_WRITTEN EXERCISE_
Go through the listing and set it down exactly, leaving out its pictures.

_GIVEN ENTRIES_
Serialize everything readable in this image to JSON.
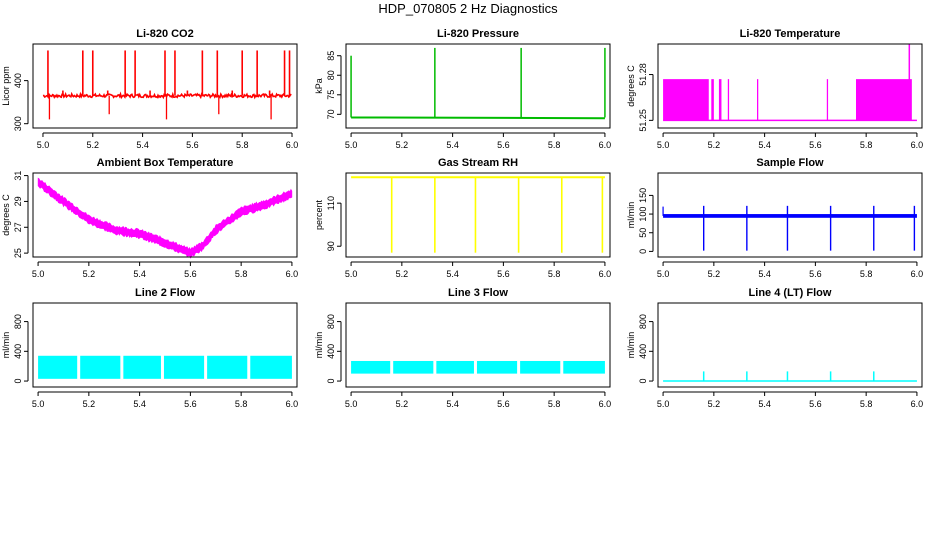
{
  "title": "HDP_070805 2 Hz Diagnostics",
  "chart_data": [
    {
      "type": "line",
      "title": "Li-820 CO2",
      "ylabel": "Licor ppm",
      "color": "#ff0000",
      "xlim": [
        4.96,
        6.02
      ],
      "ylim": [
        290,
        485
      ],
      "xticks": [
        5.0,
        5.2,
        5.4,
        5.6,
        5.8,
        6.0
      ],
      "xtick_labels": [
        "5.0",
        "5.2",
        "5.4",
        "5.6",
        "5.8",
        "6.0"
      ],
      "yticks": [
        300,
        400
      ],
      "ytick_labels": [
        "300",
        "400"
      ],
      "baseline": 365,
      "noise": 4,
      "spike_max": 470,
      "spike_min": 310,
      "spikes": [
        5.02,
        5.08,
        5.16,
        5.2,
        5.26,
        5.33,
        5.37,
        5.43,
        5.49,
        5.53,
        5.58,
        5.64,
        5.7,
        5.76,
        5.8,
        5.86,
        5.91,
        5.97,
        5.99
      ]
    },
    {
      "type": "line",
      "title": "Li-820 Pressure",
      "ylabel": "kPa",
      "color": "#00bb00",
      "xlim": [
        4.98,
        6.02
      ],
      "ylim": [
        66.5,
        88
      ],
      "xticks": [
        5.0,
        5.2,
        5.4,
        5.6,
        5.8,
        6.0
      ],
      "xtick_labels": [
        "5.0",
        "5.2",
        "5.4",
        "5.6",
        "5.8",
        "6.0"
      ],
      "yticks": [
        70,
        75,
        80,
        85
      ],
      "ytick_labels": [
        "70",
        "75",
        "80",
        "85"
      ],
      "baseline": 69.2,
      "spike_max": 87,
      "spikes": [
        5.33,
        5.67,
        6.0
      ]
    },
    {
      "type": "line",
      "title": "Li-820 Temperature",
      "ylabel": "degrees C",
      "color": "#ff00ff",
      "xlim": [
        4.98,
        6.02
      ],
      "ylim": [
        51.245,
        51.3
      ],
      "xticks": [
        5.0,
        5.2,
        5.4,
        5.6,
        5.8,
        6.0
      ],
      "xtick_labels": [
        "5.0",
        "5.2",
        "5.4",
        "5.6",
        "5.8",
        "6.0"
      ],
      "yticks": [
        51.25,
        51.28
      ],
      "ytick_labels": [
        "51.25",
        "51.28"
      ],
      "low": 51.25,
      "high": 51.277,
      "high_segments": [
        [
          5.0,
          5.18
        ],
        [
          5.19,
          5.2
        ],
        [
          5.22,
          5.23
        ],
        [
          5.255,
          5.26
        ],
        [
          5.37,
          5.375
        ],
        [
          5.645,
          5.65
        ],
        [
          5.76,
          5.98
        ]
      ],
      "spike": [
        5.97,
        51.3
      ]
    },
    {
      "type": "line",
      "title": "Ambient Box Temperature",
      "ylabel": "degrees C",
      "color": "#ff00ff",
      "xlim": [
        4.98,
        6.02
      ],
      "ylim": [
        24.7,
        31.2
      ],
      "xticks": [
        5.0,
        5.2,
        5.4,
        5.6,
        5.8,
        6.0
      ],
      "xtick_labels": [
        "5.0",
        "5.2",
        "5.4",
        "5.6",
        "5.8",
        "6.0"
      ],
      "yticks": [
        25,
        27,
        29,
        31
      ],
      "ytick_labels": [
        "25",
        "27",
        "29",
        "31"
      ],
      "curve_x": [
        5.0,
        5.1,
        5.2,
        5.3,
        5.4,
        5.5,
        5.6,
        5.65,
        5.7,
        5.8,
        5.9,
        6.0
      ],
      "curve_y": [
        30.5,
        29.0,
        27.6,
        26.8,
        26.5,
        25.8,
        25.0,
        25.6,
        26.8,
        28.2,
        28.8,
        29.6
      ],
      "band": 0.6
    },
    {
      "type": "line",
      "title": "Gas Stream RH",
      "ylabel": "percent",
      "color": "#ffff00",
      "xlim": [
        4.98,
        6.02
      ],
      "ylim": [
        85,
        124
      ],
      "xticks": [
        5.0,
        5.2,
        5.4,
        5.6,
        5.8,
        6.0
      ],
      "xtick_labels": [
        "5.0",
        "5.2",
        "5.4",
        "5.6",
        "5.8",
        "6.0"
      ],
      "yticks": [
        90,
        110
      ],
      "ytick_labels": [
        "90",
        "110"
      ],
      "baseline": 122,
      "dip_min": 87,
      "spikes": [
        5.16,
        5.33,
        5.49,
        5.66,
        5.83,
        5.99
      ]
    },
    {
      "type": "line",
      "title": "Sample Flow",
      "ylabel": "ml/min",
      "color": "#0000ff",
      "xlim": [
        4.98,
        6.02
      ],
      "ylim": [
        -15,
        210
      ],
      "xticks": [
        5.0,
        5.2,
        5.4,
        5.6,
        5.8,
        6.0
      ],
      "xtick_labels": [
        "5.0",
        "5.2",
        "5.4",
        "5.6",
        "5.8",
        "6.0"
      ],
      "yticks": [
        0,
        50,
        100,
        150
      ],
      "ytick_labels": [
        "0",
        "50",
        "100",
        "150"
      ],
      "baseline": 95,
      "band": 10,
      "dip_min": 2,
      "spike_max": 122,
      "spikes": [
        5.16,
        5.33,
        5.49,
        5.66,
        5.83,
        5.99
      ]
    },
    {
      "type": "line",
      "title": "Line 2 Flow",
      "ylabel": "ml/min",
      "color": "#00ffff",
      "xlim": [
        4.98,
        6.02
      ],
      "ylim": [
        -80,
        1050
      ],
      "xticks": [
        5.0,
        5.2,
        5.4,
        5.6,
        5.8,
        6.0
      ],
      "xtick_labels": [
        "5.0",
        "5.2",
        "5.4",
        "5.6",
        "5.8",
        "6.0"
      ],
      "yticks": [
        0,
        400,
        800
      ],
      "ytick_labels": [
        "0",
        "400",
        "800"
      ],
      "band_low": 30,
      "band_high": 340,
      "gaps": [
        5.16,
        5.33,
        5.49,
        5.66,
        5.83
      ]
    },
    {
      "type": "line",
      "title": "Line 3 Flow",
      "ylabel": "ml/min",
      "color": "#00ffff",
      "xlim": [
        4.98,
        6.02
      ],
      "ylim": [
        -80,
        1050
      ],
      "xticks": [
        5.0,
        5.2,
        5.4,
        5.6,
        5.8,
        6.0
      ],
      "xtick_labels": [
        "5.0",
        "5.2",
        "5.4",
        "5.6",
        "5.8",
        "6.0"
      ],
      "yticks": [
        0,
        400,
        800
      ],
      "ytick_labels": [
        "0",
        "400",
        "800"
      ],
      "band_low": 100,
      "band_high": 270,
      "gaps": [
        5.16,
        5.33,
        5.49,
        5.66,
        5.83
      ]
    },
    {
      "type": "line",
      "title": "Line 4 (LT) Flow",
      "ylabel": "ml/min",
      "color": "#00ffff",
      "xlim": [
        4.98,
        6.02
      ],
      "ylim": [
        -80,
        1050
      ],
      "xticks": [
        5.0,
        5.2,
        5.4,
        5.6,
        5.8,
        6.0
      ],
      "xtick_labels": [
        "5.0",
        "5.2",
        "5.4",
        "5.6",
        "5.8",
        "6.0"
      ],
      "yticks": [
        0,
        400,
        800
      ],
      "ytick_labels": [
        "0",
        "400",
        "800"
      ],
      "baseline": 0,
      "spike_max": 130,
      "spikes": [
        5.16,
        5.33,
        5.49,
        5.66,
        5.83
      ]
    }
  ]
}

_ANSWER FOR THE TASK_
Serialize everything readable in this image to JSON.
{
  "title": "HDP_070805 2 Hz Diagnostics",
  "chart_data": [
    {
      "type": "line",
      "title": "Li-820 CO2",
      "ylabel": "Licor ppm",
      "color": "#ff0000",
      "xlim": [
        4.96,
        6.02
      ],
      "ylim": [
        290,
        485
      ],
      "xticks": [
        5.0,
        5.2,
        5.4,
        5.6,
        5.8,
        6.0
      ],
      "xtick_labels": [
        "5.0",
        "5.2",
        "5.4",
        "5.6",
        "5.8",
        "6.0"
      ],
      "yticks": [
        300,
        400
      ],
      "ytick_labels": [
        "300",
        "400"
      ],
      "baseline": 365,
      "noise": 4,
      "spike_max": 470,
      "spike_min": 310,
      "spikes": [
        5.02,
        5.08,
        5.16,
        5.2,
        5.26,
        5.33,
        5.37,
        5.43,
        5.49,
        5.53,
        5.58,
        5.64,
        5.7,
        5.76,
        5.8,
        5.86,
        5.91,
        5.97,
        5.99
      ]
    },
    {
      "type": "line",
      "title": "Li-820 Pressure",
      "ylabel": "kPa",
      "color": "#00bb00",
      "xlim": [
        4.98,
        6.02
      ],
      "ylim": [
        66.5,
        88
      ],
      "xticks": [
        5.0,
        5.2,
        5.4,
        5.6,
        5.8,
        6.0
      ],
      "xtick_labels": [
        "5.0",
        "5.2",
        "5.4",
        "5.6",
        "5.8",
        "6.0"
      ],
      "yticks": [
        70,
        75,
        80,
        85
      ],
      "ytick_labels": [
        "70",
        "75",
        "80",
        "85"
      ],
      "baseline": 69.2,
      "spike_max": 87,
      "spikes": [
        5.33,
        5.67,
        6.0
      ]
    },
    {
      "type": "line",
      "title": "Li-820 Temperature",
      "ylabel": "degrees C",
      "color": "#ff00ff",
      "xlim": [
        4.98,
        6.02
      ],
      "ylim": [
        51.245,
        51.3
      ],
      "xticks": [
        5.0,
        5.2,
        5.4,
        5.6,
        5.8,
        6.0
      ],
      "xtick_labels": [
        "5.0",
        "5.2",
        "5.4",
        "5.6",
        "5.8",
        "6.0"
      ],
      "yticks": [
        51.25,
        51.28
      ],
      "ytick_labels": [
        "51.25",
        "51.28"
      ],
      "low": 51.25,
      "high": 51.277,
      "high_segments": [
        [
          5.0,
          5.18
        ],
        [
          5.19,
          5.2
        ],
        [
          5.22,
          5.23
        ],
        [
          5.255,
          5.26
        ],
        [
          5.37,
          5.375
        ],
        [
          5.645,
          5.65
        ],
        [
          5.76,
          5.98
        ]
      ],
      "spike": [
        5.97,
        51.3
      ]
    },
    {
      "type": "line",
      "title": "Ambient Box Temperature",
      "ylabel": "degrees C",
      "color": "#ff00ff",
      "xlim": [
        4.98,
        6.02
      ],
      "ylim": [
        24.7,
        31.2
      ],
      "xticks": [
        5.0,
        5.2,
        5.4,
        5.6,
        5.8,
        6.0
      ],
      "xtick_labels": [
        "5.0",
        "5.2",
        "5.4",
        "5.6",
        "5.8",
        "6.0"
      ],
      "yticks": [
        25,
        27,
        29,
        31
      ],
      "ytick_labels": [
        "25",
        "27",
        "29",
        "31"
      ],
      "curve_x": [
        5.0,
        5.1,
        5.2,
        5.3,
        5.4,
        5.5,
        5.6,
        5.65,
        5.7,
        5.8,
        5.9,
        6.0
      ],
      "curve_y": [
        30.5,
        29.0,
        27.6,
        26.8,
        26.5,
        25.8,
        25.0,
        25.6,
        26.8,
        28.2,
        28.8,
        29.6
      ],
      "band": 0.6
    },
    {
      "type": "line",
      "title": "Gas Stream RH",
      "ylabel": "percent",
      "color": "#ffff00",
      "xlim": [
        4.98,
        6.02
      ],
      "ylim": [
        85,
        124
      ],
      "xticks": [
        5.0,
        5.2,
        5.4,
        5.6,
        5.8,
        6.0
      ],
      "xtick_labels": [
        "5.0",
        "5.2",
        "5.4",
        "5.6",
        "5.8",
        "6.0"
      ],
      "yticks": [
        90,
        110
      ],
      "ytick_labels": [
        "90",
        "110"
      ],
      "baseline": 122,
      "dip_min": 87,
      "spikes": [
        5.16,
        5.33,
        5.49,
        5.66,
        5.83,
        5.99
      ]
    },
    {
      "type": "line",
      "title": "Sample Flow",
      "ylabel": "ml/min",
      "color": "#0000ff",
      "xlim": [
        4.98,
        6.02
      ],
      "ylim": [
        -15,
        210
      ],
      "xticks": [
        5.0,
        5.2,
        5.4,
        5.6,
        5.8,
        6.0
      ],
      "xtick_labels": [
        "5.0",
        "5.2",
        "5.4",
        "5.6",
        "5.8",
        "6.0"
      ],
      "yticks": [
        0,
        50,
        100,
        150
      ],
      "ytick_labels": [
        "0",
        "50",
        "100",
        "150"
      ],
      "baseline": 95,
      "band": 10,
      "dip_min": 2,
      "spike_max": 122,
      "spikes": [
        5.16,
        5.33,
        5.49,
        5.66,
        5.83,
        5.99
      ]
    },
    {
      "type": "line",
      "title": "Line 2 Flow",
      "ylabel": "ml/min",
      "color": "#00ffff",
      "xlim": [
        4.98,
        6.02
      ],
      "ylim": [
        -80,
        1050
      ],
      "xticks": [
        5.0,
        5.2,
        5.4,
        5.6,
        5.8,
        6.0
      ],
      "xtick_labels": [
        "5.0",
        "5.2",
        "5.4",
        "5.6",
        "5.8",
        "6.0"
      ],
      "yticks": [
        0,
        400,
        800
      ],
      "ytick_labels": [
        "0",
        "400",
        "800"
      ],
      "band_low": 30,
      "band_high": 340,
      "gaps": [
        5.16,
        5.33,
        5.49,
        5.66,
        5.83
      ]
    },
    {
      "type": "line",
      "title": "Line 3 Flow",
      "ylabel": "ml/min",
      "color": "#00ffff",
      "xlim": [
        4.98,
        6.02
      ],
      "ylim": [
        -80,
        1050
      ],
      "xticks": [
        5.0,
        5.2,
        5.4,
        5.6,
        5.8,
        6.0
      ],
      "xtick_labels": [
        "5.0",
        "5.2",
        "5.4",
        "5.6",
        "5.8",
        "6.0"
      ],
      "yticks": [
        0,
        400,
        800
      ],
      "ytick_labels": [
        "0",
        "400",
        "800"
      ],
      "band_low": 100,
      "band_high": 270,
      "gaps": [
        5.16,
        5.33,
        5.49,
        5.66,
        5.83
      ]
    },
    {
      "type": "line",
      "title": "Line 4 (LT) Flow",
      "ylabel": "ml/min",
      "color": "#00ffff",
      "xlim": [
        4.98,
        6.02
      ],
      "ylim": [
        -80,
        1050
      ],
      "xticks": [
        5.0,
        5.2,
        5.4,
        5.6,
        5.8,
        6.0
      ],
      "xtick_labels": [
        "5.0",
        "5.2",
        "5.4",
        "5.6",
        "5.8",
        "6.0"
      ],
      "yticks": [
        0,
        400,
        800
      ],
      "ytick_labels": [
        "0",
        "400",
        "800"
      ],
      "baseline": 0,
      "spike_max": 130,
      "spikes": [
        5.16,
        5.33,
        5.49,
        5.66,
        5.83
      ]
    }
  ]
}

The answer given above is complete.